Your goal: Copy the rows below verbatim.

— begin Dataset extract —

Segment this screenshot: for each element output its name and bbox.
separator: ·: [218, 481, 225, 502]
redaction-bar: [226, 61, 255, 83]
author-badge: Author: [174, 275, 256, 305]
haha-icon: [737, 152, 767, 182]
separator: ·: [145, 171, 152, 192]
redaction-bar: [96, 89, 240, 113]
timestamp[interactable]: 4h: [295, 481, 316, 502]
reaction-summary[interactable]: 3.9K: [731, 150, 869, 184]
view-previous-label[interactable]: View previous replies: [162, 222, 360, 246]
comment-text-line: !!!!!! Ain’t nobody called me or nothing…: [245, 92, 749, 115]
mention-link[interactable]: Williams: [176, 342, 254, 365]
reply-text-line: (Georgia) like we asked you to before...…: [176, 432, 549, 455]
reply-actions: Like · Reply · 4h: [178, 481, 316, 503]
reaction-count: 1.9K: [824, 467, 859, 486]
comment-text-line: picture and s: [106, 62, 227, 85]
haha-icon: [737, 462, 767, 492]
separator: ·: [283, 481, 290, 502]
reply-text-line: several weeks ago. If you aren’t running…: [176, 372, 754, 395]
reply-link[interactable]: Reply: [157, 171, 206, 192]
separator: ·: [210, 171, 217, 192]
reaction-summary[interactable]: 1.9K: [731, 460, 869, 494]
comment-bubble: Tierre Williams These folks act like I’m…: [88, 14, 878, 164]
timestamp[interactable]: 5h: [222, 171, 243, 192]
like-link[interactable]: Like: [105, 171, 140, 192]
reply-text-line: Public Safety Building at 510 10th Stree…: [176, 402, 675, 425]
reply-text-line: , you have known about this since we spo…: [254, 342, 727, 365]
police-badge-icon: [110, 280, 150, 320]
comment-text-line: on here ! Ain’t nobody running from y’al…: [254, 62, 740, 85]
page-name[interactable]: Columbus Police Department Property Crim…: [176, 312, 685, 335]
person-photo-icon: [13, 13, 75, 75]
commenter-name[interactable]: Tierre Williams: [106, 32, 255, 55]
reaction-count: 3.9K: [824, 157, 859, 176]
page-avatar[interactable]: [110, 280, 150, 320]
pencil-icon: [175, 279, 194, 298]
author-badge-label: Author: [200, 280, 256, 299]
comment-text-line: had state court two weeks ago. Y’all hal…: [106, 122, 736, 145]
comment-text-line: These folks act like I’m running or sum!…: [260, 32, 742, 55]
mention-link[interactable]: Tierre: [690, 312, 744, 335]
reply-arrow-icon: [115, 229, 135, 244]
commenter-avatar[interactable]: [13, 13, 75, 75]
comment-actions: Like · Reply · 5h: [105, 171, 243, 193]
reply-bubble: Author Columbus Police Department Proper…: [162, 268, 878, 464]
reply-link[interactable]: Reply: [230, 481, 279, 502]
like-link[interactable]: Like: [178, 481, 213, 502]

— end Dataset extract —

Solution to this problem:
Segment this screenshot: for each element output its name and bbox.
separator: ·: [218, 481, 225, 502]
redaction-bar: [226, 61, 255, 83]
author-badge: Author: [174, 275, 256, 305]
haha-icon: [737, 152, 767, 182]
separator: ·: [145, 171, 152, 192]
redaction-bar: [96, 89, 240, 113]
timestamp[interactable]: 4h: [295, 481, 316, 502]
reaction-summary[interactable]: 3.9K: [731, 150, 869, 184]
view-previous-label[interactable]: View previous replies: [162, 222, 360, 246]
comment-text-line: !!!!!! Ain’t nobody called me or nothing…: [245, 92, 749, 115]
mention-link[interactable]: Williams: [176, 342, 254, 365]
reply-text-line: (Georgia) like we asked you to before...…: [176, 432, 549, 455]
reply-actions: Like · Reply · 4h: [178, 481, 316, 503]
reaction-count: 1.9K: [824, 467, 859, 486]
comment-text-line: picture and s: [106, 62, 227, 85]
haha-icon: [737, 462, 767, 492]
separator: ·: [283, 481, 290, 502]
reply-text-line: several weeks ago. If you aren’t running…: [176, 372, 754, 395]
reply-link[interactable]: Reply: [157, 171, 206, 192]
separator: ·: [210, 171, 217, 192]
reaction-summary[interactable]: 1.9K: [731, 460, 869, 494]
comment-bubble: Tierre Williams These folks act like I’m…: [88, 14, 878, 164]
timestamp[interactable]: 5h: [222, 171, 243, 192]
like-link[interactable]: Like: [105, 171, 140, 192]
reply-text-line: Public Safety Building at 510 10th Stree…: [176, 402, 675, 425]
reply-text-line: , you have known about this since we spo…: [254, 342, 727, 365]
police-badge-icon: [110, 280, 150, 320]
comment-text-line: on here ! Ain’t nobody running from y’al…: [254, 62, 740, 85]
page-name[interactable]: Columbus Police Department Property Crim…: [176, 312, 685, 335]
person-photo-icon: [13, 13, 75, 75]
commenter-name[interactable]: Tierre Williams: [106, 32, 255, 55]
reaction-count: 3.9K: [824, 157, 859, 176]
page-avatar[interactable]: [110, 280, 150, 320]
pencil-icon: [175, 279, 194, 298]
author-badge-label: Author: [200, 280, 256, 299]
comment-text-line: had state court two weeks ago. Y’all hal…: [106, 122, 736, 145]
comment-text-line: These folks act like I’m running or sum!…: [260, 32, 742, 55]
mention-link[interactable]: Tierre: [690, 312, 744, 335]
reply-arrow-icon: [115, 229, 135, 244]
commenter-avatar[interactable]: [13, 13, 75, 75]
comment-actions: Like · Reply · 5h: [105, 171, 243, 193]
reply-bubble: Author Columbus Police Department Proper…: [162, 268, 878, 464]
reply-link[interactable]: Reply: [230, 481, 279, 502]
like-link[interactable]: Like: [178, 481, 213, 502]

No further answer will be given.